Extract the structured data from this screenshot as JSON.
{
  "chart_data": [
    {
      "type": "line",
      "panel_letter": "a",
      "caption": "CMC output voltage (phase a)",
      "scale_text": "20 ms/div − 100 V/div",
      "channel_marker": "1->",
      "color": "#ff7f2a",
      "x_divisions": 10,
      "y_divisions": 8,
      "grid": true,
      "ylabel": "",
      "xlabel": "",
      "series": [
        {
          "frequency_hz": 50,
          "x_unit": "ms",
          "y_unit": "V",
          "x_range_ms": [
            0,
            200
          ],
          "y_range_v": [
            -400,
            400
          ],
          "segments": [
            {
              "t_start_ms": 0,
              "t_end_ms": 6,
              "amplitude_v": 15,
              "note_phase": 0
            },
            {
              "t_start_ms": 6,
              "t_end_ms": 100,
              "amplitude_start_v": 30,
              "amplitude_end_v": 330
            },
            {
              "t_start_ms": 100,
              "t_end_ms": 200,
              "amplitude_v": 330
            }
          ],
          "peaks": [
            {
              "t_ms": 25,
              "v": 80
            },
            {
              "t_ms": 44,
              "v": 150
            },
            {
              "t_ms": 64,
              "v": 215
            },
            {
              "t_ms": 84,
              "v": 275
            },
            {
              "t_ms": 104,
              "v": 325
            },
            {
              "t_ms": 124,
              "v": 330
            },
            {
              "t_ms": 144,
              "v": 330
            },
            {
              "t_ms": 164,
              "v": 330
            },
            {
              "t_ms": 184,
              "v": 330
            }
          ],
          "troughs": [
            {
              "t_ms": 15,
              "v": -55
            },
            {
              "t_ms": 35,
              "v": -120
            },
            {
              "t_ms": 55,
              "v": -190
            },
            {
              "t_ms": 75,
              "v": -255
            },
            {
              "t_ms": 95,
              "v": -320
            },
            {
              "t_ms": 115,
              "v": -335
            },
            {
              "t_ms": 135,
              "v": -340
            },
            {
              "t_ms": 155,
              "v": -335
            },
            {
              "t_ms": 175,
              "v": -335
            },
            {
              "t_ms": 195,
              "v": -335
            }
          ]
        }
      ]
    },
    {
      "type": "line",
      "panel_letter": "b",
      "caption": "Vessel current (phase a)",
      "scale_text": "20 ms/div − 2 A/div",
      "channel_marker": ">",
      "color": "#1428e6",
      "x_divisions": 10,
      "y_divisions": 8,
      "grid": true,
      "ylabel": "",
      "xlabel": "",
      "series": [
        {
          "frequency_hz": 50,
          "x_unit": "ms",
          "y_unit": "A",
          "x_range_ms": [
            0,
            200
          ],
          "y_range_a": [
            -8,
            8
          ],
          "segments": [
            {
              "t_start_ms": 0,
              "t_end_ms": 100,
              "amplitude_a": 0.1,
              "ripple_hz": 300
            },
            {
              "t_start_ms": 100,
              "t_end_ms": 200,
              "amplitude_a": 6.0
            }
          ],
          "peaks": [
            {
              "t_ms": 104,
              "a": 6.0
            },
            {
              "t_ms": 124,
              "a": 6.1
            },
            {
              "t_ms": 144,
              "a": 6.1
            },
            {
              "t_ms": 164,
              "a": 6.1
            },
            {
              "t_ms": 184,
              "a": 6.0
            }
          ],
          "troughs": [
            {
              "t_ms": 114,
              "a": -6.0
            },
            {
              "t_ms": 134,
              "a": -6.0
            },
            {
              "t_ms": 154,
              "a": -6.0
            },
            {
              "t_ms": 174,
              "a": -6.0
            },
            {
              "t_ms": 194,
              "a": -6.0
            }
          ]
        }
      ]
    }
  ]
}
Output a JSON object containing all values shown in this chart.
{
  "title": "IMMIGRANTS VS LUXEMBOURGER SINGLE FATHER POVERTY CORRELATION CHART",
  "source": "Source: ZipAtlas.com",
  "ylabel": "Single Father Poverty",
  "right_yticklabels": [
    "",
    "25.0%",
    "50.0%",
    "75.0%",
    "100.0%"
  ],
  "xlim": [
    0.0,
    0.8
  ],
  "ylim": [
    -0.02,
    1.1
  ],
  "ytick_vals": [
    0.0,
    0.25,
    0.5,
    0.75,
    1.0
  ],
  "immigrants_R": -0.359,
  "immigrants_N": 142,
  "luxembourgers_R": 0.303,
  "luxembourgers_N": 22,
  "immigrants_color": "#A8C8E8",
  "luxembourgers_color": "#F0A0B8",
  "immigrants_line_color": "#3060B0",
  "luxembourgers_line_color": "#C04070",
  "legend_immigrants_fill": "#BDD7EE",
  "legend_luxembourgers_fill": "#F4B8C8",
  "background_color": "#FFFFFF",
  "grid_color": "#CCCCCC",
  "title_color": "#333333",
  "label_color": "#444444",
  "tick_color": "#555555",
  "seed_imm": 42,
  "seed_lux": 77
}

_Task instructions_:
Pull every line holding "JSON" out of the records.

_Answer below_:
Extract the structured data from this screenshot as JSON.
Output a JSON object containing all values shown in this chart.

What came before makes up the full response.